**SOURCE MATERIAL**:
┏━━

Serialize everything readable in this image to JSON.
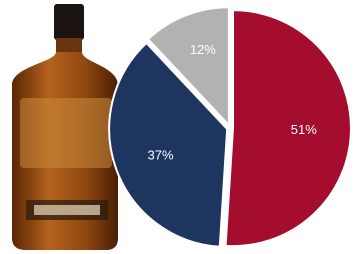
{
  "chart_data": {
    "type": "pie",
    "values": [
      51,
      37,
      12
    ],
    "value_labels": [
      "51%",
      "37%",
      "12%"
    ],
    "colors": [
      "#a50d2e",
      "#1e3560",
      "#b2b2b2"
    ]
  }
}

┗━━

**WHAT IS NEEDED**:
Copy out all the data without changing anything, and drop the pictures.

**RESULT FOR THIS EXERCISE**:
Serialize everything readable in this image to JSON.
{
  "chart_data": {
    "type": "pie",
    "values": [
      51,
      37,
      12
    ],
    "value_labels": [
      "51%",
      "37%",
      "12%"
    ],
    "colors": [
      "#a50d2e",
      "#1e3560",
      "#b2b2b2"
    ]
  }
}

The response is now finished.